**EXTRACT TO READ**:
There are 0 unique values in df1 that don't exist in df2.
There are 0 unique values in df2 that don't exist in df1.


In [13]:
#should probably do summary stats on the dfs again, to make sure that no strange things have happened during the cleaning process
summary_stats(follower_bios_cleaned3, print_dtypes= False)

Shape of DataFrame:  (1192532, 11)

Columns in DataFrame:  ['follower_id', 'screen_name', 'description', 'timestamp_utc', 'location', 'tweets', 'followers', 'friends', 'likes', 'lists', 'description_cleantext']

Number of unique values in 'follower_id':  1192532
Number of duplicate values in 'follower_id':  0

Number of missing values in each column:
'follower_id':  0
'screen_name':  0
'description':  296871
'timestamp_utc':  0
'location':  376685
'tweets':  0
'followers':  0
'friends':  0
'likes':  0
'lists':  0
'description_cleantext':  313934

Number of duplicate rows:  0


In [14]:
summary_stats(markers_followers_clean, print_dtypes= False)

Shape of DataFrame:  (9614122, 2)

Columns in DataFrame:  ['marker_id', 'follower_id']

Number of unique values in 'follower_id':  1192532
Number of duplicate values in 'follower_id':  8421590

Number of unique values in 'marker_id':  235
Number of duplicate values in 'marker_id':  9613887

Number of missing values in each column:
'marker_id':  0
'follower_id':  0

Number of duplicate rows:  0


Here comes the language detection

- First language detection is with the langdetect package. This package is based on Google's language detection API. On medium, it is actually reported that this package may not perform very accurate on short or mixed lnaguage texts, which is exactly what we are deailing with in twitter bios.

**SUPPLIED INFORMATION**:
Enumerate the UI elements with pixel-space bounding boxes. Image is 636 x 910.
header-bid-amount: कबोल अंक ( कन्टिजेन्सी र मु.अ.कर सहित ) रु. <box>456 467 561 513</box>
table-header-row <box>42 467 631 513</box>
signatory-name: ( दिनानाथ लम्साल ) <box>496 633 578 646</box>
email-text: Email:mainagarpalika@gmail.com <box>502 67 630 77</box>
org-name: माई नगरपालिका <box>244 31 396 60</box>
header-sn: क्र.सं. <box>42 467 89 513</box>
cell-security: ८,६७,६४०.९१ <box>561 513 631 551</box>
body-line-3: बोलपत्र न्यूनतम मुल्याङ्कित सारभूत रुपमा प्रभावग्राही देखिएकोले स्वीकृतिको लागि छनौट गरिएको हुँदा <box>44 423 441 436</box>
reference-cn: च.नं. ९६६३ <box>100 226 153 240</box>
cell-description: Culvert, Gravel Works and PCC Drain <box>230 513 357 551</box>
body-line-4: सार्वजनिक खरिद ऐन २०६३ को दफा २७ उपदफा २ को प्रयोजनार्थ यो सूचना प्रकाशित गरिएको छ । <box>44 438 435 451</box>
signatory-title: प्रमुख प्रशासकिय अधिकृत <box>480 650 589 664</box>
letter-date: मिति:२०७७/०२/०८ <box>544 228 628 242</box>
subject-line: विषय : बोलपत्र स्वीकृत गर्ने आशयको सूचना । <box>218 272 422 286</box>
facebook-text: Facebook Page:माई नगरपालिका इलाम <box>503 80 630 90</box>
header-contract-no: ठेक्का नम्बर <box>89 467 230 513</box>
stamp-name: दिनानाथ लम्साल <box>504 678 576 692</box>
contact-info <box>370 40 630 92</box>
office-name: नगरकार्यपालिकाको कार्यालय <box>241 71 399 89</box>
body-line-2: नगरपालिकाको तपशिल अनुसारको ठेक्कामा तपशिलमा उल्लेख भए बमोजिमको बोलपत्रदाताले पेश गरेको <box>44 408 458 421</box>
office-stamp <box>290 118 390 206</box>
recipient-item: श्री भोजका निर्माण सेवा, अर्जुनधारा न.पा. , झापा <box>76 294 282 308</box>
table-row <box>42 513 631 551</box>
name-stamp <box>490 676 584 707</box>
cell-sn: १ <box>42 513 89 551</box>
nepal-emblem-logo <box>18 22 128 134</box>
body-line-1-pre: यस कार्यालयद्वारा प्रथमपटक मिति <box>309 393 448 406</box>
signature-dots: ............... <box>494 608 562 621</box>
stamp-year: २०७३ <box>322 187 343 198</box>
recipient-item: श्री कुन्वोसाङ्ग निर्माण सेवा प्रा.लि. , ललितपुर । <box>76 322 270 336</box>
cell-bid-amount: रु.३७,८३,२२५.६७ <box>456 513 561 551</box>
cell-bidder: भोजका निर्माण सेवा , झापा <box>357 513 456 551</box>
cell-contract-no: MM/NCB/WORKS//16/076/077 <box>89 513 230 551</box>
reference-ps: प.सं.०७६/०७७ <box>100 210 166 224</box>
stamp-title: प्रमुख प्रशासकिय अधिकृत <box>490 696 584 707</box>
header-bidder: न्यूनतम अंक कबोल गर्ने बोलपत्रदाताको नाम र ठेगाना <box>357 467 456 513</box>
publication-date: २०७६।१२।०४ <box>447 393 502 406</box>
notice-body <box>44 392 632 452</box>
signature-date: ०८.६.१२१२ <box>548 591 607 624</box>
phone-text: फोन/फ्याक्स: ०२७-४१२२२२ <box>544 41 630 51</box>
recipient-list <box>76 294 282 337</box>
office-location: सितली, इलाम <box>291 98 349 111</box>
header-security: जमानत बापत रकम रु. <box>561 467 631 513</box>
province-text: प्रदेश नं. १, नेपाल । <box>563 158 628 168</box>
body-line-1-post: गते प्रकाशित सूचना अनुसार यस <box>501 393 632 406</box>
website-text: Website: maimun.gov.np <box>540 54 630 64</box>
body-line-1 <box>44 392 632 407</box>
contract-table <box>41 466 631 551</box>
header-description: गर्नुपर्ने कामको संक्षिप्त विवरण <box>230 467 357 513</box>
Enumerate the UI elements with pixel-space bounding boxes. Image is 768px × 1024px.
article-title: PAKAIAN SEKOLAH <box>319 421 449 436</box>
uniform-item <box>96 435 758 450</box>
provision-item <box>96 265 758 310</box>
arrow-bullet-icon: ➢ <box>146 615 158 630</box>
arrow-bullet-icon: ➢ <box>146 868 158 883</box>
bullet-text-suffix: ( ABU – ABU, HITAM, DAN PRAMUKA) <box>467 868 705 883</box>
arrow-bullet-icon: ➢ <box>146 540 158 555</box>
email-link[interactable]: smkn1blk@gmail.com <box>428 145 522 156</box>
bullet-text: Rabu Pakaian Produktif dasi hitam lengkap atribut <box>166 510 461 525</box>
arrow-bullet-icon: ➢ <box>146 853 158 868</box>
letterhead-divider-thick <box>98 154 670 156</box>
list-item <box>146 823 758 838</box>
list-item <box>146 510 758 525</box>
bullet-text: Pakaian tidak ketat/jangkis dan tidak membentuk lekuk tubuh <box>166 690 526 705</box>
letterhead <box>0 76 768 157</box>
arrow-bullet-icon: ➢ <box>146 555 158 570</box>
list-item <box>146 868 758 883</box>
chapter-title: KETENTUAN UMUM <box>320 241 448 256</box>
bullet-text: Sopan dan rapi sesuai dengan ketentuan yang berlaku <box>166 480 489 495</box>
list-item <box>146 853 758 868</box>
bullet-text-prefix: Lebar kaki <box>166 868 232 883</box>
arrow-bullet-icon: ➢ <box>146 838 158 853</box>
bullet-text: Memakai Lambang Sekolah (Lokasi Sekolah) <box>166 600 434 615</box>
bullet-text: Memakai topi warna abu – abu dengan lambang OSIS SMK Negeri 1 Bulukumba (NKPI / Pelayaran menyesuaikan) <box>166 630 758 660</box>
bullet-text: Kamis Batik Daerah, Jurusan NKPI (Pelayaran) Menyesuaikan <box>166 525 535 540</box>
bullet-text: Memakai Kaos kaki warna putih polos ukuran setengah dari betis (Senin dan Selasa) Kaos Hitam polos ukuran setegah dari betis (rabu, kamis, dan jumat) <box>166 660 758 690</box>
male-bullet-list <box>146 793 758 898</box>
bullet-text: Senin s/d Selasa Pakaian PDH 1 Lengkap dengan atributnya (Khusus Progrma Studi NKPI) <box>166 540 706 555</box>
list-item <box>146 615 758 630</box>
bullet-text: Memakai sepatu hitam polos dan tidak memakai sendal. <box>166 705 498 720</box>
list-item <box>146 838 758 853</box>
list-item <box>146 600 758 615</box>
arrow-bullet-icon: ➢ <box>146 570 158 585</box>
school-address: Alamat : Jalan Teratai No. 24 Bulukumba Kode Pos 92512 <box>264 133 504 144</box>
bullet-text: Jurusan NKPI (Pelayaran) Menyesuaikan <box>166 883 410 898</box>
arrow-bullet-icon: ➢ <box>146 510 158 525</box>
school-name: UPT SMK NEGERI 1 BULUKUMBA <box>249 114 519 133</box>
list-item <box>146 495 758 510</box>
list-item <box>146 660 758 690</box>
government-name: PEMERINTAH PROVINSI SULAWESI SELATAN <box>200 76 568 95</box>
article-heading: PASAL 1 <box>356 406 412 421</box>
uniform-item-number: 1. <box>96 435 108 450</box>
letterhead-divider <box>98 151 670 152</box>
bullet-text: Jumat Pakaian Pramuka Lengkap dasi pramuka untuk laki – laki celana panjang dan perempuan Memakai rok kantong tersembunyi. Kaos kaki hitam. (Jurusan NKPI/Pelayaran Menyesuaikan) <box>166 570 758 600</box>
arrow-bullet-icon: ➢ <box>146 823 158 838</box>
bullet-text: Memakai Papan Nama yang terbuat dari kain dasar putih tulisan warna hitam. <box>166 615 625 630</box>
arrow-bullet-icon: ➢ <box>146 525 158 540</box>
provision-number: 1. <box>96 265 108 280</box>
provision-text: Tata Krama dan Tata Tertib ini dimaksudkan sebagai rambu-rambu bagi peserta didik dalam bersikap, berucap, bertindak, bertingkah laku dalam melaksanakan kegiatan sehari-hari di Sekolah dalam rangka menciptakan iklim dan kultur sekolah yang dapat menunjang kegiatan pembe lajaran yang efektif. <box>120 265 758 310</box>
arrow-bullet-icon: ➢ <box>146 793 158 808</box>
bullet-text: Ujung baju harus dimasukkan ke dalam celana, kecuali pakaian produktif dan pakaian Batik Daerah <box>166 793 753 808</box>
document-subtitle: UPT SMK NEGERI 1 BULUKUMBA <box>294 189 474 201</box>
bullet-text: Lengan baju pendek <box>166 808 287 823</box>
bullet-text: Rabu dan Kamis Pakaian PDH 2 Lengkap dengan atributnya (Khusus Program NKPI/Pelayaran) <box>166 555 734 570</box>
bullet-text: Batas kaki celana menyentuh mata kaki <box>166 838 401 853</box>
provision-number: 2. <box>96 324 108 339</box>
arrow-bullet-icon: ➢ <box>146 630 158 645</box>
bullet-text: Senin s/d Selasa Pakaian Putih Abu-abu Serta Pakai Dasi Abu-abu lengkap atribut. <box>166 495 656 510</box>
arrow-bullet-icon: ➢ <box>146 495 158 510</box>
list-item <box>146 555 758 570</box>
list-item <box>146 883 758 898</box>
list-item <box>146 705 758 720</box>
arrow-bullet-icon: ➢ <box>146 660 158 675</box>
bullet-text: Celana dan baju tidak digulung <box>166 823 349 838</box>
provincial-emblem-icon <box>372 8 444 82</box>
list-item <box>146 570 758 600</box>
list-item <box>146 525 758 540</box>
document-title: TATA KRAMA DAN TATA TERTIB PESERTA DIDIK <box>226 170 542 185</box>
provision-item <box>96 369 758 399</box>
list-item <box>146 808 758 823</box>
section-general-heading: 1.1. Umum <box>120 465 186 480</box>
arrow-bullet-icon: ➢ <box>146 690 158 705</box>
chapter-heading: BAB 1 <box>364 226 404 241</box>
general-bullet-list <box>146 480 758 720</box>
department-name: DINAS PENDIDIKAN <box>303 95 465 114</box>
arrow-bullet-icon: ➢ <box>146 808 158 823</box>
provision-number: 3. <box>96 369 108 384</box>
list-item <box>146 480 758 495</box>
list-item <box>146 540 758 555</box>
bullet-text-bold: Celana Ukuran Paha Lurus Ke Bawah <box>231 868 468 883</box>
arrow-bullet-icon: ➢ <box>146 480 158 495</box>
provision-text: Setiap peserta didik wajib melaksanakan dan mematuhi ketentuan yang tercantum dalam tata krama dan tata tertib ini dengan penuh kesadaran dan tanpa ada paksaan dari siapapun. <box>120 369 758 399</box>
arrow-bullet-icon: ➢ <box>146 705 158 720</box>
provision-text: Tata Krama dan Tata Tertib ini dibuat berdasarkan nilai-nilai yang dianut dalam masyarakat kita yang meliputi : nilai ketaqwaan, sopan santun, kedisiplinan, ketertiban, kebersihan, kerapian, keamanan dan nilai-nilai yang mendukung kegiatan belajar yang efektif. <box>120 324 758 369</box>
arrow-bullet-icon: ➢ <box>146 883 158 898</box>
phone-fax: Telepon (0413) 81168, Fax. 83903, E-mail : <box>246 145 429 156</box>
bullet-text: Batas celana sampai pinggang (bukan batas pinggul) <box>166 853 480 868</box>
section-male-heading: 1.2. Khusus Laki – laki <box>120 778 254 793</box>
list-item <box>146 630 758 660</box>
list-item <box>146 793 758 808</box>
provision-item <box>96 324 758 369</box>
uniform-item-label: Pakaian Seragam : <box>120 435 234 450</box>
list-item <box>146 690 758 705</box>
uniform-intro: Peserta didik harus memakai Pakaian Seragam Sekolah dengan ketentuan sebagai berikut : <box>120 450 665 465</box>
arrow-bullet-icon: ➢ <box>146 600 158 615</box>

**SET TASKS**:
**A)** In the notebook excerpt, transcribe the passage starting at "- First language" and ending at "in twitter bios.".
**B)** Render the following sentence from the notebook excerpt in French: "This package is based on Google's language detection API."
**C)** According to the notebook excerpt, why might the langdetect package not suit the data being processed?

**ANSWERS**:
**A)**
- First language detection is with the langdetect package. This package is based on Google's language detection API. On medium, it is actually reported that this package may not perform very accurate on short or mixed lnaguage texts, which is exactly what we are deailing with in twitter bios.

**B)** Ce paquet est basé sur l'API de détection de langue de Google.

**C)** A report on Medium says that the package may not be very accurate on short or mixed-language texts. Twitter bios, the data in question, are exactly that kind of text.